--- BEGIN Stored data ---

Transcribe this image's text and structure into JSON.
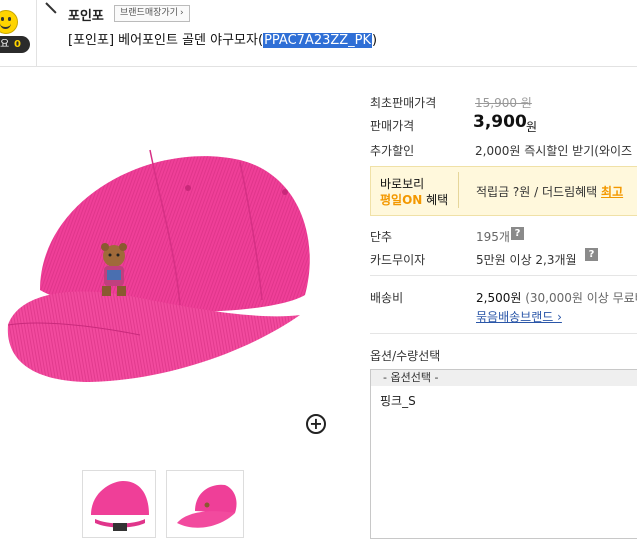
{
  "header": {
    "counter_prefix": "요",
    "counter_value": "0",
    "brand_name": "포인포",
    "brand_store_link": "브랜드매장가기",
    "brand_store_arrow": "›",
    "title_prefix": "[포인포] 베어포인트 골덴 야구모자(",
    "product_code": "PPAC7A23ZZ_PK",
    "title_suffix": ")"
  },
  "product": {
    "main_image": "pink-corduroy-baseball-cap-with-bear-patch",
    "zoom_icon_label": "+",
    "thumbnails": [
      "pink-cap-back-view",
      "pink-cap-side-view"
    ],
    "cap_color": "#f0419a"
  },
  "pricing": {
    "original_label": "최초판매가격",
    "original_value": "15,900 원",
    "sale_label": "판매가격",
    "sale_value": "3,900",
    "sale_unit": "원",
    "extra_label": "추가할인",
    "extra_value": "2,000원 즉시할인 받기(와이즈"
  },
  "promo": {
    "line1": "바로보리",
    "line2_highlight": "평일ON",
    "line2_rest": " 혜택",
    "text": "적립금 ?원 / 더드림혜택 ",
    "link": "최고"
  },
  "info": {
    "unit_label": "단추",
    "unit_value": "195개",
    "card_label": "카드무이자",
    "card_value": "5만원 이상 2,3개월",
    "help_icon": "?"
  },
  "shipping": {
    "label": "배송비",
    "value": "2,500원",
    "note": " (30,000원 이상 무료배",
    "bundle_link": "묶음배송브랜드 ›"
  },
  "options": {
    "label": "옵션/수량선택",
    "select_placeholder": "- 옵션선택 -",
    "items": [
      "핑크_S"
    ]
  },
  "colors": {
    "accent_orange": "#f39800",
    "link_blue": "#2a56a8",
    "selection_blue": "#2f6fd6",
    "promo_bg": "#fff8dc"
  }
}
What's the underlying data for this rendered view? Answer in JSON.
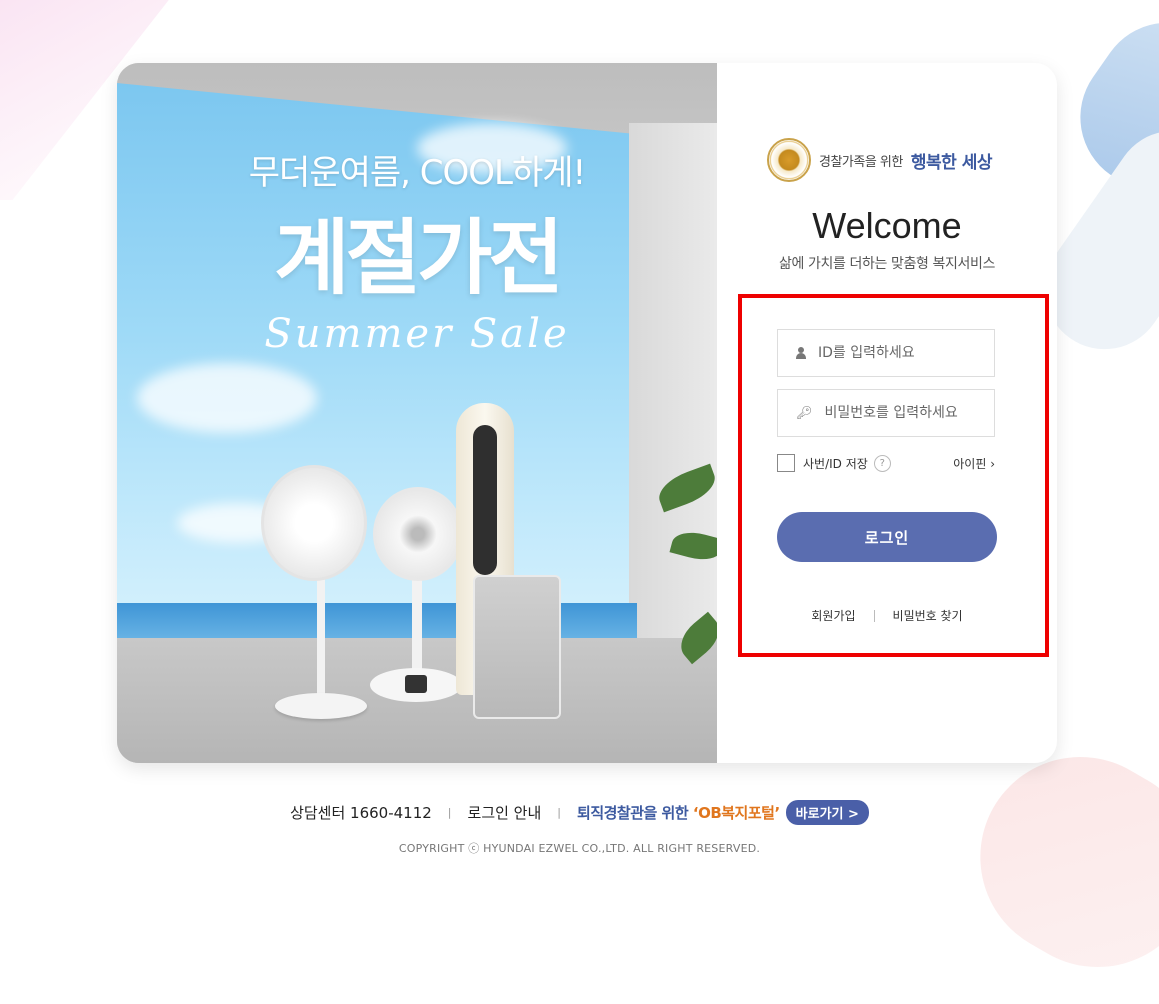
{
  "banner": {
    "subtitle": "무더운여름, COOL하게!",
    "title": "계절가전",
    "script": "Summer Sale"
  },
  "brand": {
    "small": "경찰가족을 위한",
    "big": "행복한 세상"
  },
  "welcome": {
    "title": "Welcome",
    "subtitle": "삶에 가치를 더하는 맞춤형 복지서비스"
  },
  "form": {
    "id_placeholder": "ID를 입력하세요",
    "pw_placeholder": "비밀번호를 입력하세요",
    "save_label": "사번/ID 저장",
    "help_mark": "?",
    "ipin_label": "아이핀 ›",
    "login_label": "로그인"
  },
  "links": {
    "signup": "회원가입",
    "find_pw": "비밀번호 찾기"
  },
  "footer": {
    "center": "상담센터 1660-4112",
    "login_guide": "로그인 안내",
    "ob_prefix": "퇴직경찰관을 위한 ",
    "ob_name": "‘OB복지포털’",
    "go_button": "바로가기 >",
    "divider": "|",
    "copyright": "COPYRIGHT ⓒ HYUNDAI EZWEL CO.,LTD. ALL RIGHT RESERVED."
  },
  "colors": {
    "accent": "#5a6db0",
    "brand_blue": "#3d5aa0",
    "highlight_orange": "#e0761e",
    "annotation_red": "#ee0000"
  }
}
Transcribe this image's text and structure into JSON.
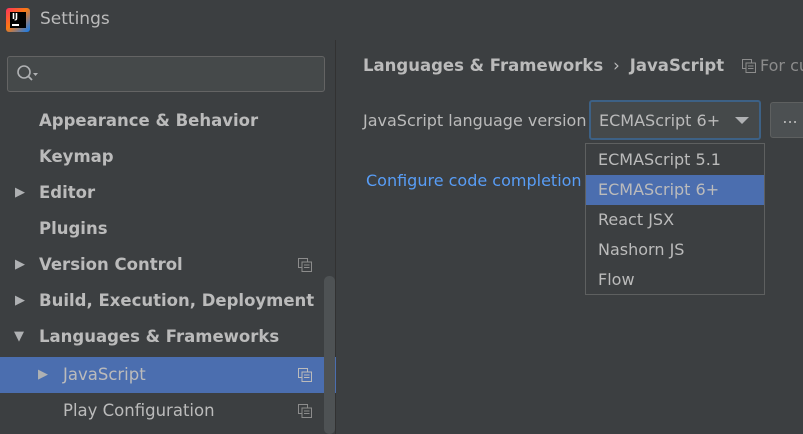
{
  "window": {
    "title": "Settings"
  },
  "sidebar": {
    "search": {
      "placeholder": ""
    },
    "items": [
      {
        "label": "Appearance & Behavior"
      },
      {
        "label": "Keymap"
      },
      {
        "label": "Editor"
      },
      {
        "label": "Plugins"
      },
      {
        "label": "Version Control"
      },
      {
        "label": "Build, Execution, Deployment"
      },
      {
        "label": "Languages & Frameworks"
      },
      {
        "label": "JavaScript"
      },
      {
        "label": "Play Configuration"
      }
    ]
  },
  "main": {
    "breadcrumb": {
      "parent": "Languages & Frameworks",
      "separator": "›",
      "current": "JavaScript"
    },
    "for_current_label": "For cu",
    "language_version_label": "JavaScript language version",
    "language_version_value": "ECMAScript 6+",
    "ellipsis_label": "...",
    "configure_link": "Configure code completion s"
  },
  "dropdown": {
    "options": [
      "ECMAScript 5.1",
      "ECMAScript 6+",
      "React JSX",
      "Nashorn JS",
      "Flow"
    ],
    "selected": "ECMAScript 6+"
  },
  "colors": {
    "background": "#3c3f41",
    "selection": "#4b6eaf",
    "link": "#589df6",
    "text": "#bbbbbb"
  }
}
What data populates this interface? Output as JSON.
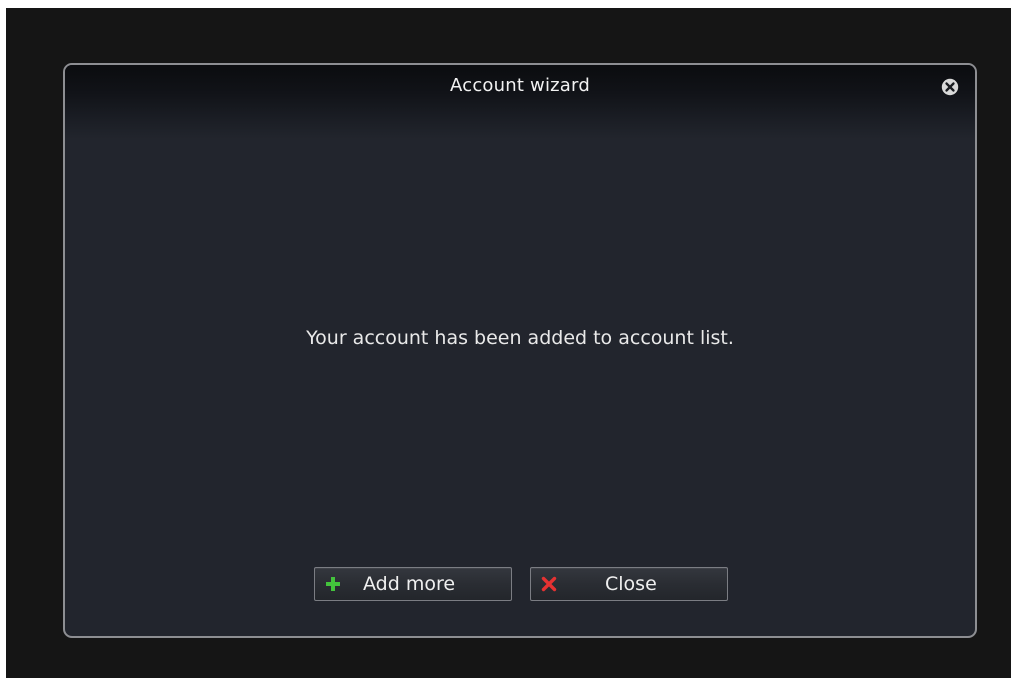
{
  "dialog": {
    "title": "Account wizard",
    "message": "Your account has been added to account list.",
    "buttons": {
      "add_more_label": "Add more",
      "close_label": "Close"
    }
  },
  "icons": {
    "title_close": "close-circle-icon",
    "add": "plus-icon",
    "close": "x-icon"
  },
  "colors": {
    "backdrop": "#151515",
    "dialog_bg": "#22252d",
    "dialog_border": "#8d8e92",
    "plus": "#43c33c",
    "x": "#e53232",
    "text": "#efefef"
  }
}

--- END Stored data ---
--- BEGIN Stored data ---

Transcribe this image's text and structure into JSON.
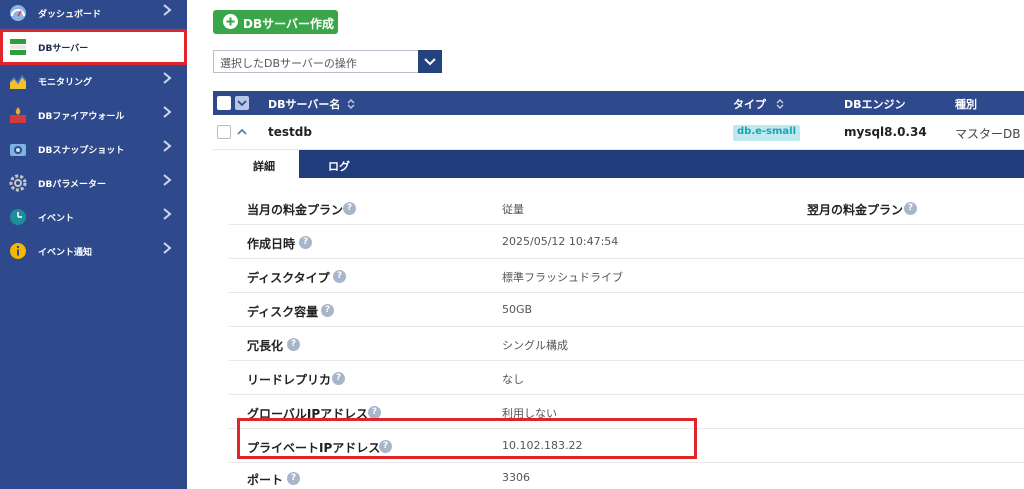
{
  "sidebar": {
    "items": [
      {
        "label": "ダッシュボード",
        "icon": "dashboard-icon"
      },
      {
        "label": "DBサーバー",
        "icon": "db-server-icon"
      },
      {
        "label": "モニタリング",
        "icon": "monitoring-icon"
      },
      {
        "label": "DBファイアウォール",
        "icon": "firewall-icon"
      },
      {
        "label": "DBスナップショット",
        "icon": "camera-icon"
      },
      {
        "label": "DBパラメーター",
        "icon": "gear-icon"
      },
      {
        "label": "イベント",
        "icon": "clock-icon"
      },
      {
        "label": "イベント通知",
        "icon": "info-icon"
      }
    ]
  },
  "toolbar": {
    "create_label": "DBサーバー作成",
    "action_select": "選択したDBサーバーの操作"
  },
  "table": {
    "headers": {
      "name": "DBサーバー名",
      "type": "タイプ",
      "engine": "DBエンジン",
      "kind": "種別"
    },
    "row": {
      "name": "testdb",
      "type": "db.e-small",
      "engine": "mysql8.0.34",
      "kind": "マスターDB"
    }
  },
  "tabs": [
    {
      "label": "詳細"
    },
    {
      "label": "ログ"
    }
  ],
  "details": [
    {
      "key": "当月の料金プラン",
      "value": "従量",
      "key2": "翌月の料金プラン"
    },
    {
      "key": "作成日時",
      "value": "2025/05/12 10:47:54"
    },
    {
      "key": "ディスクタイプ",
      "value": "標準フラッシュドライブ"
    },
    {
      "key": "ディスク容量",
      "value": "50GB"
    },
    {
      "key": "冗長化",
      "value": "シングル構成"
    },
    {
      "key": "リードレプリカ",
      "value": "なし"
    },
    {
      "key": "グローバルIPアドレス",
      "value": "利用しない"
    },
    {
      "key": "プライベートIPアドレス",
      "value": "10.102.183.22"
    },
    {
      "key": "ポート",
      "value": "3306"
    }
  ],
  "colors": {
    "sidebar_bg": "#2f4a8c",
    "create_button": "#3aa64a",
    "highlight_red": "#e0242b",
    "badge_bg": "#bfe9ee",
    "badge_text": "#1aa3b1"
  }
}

--- END Stored data ---
--- BEGIN Stored data ---

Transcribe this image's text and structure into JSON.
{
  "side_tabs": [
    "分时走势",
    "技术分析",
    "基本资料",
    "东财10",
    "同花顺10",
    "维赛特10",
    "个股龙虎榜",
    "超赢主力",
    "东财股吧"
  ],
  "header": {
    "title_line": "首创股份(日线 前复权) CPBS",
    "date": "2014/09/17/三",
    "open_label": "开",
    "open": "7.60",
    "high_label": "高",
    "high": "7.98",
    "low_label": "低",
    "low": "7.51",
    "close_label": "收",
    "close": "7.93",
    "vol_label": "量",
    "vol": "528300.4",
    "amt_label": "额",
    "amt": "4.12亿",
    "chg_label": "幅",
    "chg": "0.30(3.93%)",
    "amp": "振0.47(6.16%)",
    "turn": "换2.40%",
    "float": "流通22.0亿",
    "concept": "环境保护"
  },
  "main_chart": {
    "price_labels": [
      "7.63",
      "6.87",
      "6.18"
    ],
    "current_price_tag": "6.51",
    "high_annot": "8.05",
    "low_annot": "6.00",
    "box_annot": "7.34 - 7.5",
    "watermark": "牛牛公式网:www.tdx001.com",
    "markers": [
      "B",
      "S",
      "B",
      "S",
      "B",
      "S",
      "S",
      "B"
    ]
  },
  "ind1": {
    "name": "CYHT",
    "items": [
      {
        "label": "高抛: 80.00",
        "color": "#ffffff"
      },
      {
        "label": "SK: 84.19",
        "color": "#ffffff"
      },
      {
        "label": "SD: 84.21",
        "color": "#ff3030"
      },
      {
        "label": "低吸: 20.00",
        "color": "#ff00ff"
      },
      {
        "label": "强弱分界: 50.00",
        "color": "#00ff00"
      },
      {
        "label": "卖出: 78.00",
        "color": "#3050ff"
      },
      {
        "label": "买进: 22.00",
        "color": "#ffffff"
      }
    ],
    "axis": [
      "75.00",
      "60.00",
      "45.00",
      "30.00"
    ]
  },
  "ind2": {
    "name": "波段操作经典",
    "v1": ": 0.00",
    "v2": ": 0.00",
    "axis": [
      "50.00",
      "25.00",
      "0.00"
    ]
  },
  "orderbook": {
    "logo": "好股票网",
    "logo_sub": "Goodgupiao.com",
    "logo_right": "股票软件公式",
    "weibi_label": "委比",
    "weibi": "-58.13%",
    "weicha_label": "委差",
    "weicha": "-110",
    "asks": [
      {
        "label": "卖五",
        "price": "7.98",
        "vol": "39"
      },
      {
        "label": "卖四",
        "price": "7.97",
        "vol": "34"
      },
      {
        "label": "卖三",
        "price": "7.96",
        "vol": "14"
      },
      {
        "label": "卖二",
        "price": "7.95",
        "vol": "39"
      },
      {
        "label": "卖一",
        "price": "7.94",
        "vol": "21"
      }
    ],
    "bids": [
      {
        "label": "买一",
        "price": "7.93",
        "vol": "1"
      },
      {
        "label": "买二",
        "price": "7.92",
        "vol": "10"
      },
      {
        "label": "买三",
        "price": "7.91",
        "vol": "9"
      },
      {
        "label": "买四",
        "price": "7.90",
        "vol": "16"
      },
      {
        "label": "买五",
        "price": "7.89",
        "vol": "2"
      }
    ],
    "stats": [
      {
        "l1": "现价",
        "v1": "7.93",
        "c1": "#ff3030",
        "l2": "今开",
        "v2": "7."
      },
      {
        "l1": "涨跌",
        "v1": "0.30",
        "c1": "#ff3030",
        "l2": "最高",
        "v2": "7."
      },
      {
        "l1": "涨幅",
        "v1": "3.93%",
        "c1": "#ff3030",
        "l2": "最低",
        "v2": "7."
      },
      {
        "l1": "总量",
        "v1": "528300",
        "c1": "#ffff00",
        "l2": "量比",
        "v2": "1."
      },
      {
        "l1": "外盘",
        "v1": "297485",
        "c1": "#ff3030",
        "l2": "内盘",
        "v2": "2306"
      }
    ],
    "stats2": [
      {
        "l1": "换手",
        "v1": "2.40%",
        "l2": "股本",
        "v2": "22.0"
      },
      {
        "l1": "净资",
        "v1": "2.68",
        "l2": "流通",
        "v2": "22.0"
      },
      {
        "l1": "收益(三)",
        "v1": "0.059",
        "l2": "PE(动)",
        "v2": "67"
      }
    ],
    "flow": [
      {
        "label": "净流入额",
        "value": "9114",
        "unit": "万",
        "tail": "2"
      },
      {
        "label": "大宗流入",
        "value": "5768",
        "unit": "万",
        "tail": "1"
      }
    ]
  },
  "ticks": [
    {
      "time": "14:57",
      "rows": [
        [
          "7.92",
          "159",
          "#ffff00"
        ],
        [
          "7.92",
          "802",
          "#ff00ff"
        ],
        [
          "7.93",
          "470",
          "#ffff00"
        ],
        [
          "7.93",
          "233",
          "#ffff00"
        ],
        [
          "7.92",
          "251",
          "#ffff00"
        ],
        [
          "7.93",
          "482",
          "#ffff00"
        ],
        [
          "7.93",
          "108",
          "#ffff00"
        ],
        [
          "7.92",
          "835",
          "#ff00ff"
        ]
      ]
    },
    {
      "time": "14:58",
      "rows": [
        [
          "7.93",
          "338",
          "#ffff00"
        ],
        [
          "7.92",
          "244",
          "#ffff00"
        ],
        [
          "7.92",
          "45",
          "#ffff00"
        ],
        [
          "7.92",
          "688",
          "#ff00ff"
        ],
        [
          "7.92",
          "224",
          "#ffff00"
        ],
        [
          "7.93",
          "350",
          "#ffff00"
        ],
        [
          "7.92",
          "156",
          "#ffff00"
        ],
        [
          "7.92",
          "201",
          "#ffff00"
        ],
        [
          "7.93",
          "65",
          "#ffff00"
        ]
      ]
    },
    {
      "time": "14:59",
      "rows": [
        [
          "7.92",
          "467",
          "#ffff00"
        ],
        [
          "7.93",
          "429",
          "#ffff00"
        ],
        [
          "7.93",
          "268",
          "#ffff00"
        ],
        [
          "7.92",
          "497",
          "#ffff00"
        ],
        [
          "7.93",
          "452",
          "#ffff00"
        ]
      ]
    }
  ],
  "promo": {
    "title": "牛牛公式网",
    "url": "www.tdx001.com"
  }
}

--- END Stored data ---

▸ **Do this**: Show every line in the records above that contains the word "JavaScript".

▸ **The response**:
        "label": "JavaScript"
      "current": "JavaScript"
    "language_version_label": "JavaScript language version",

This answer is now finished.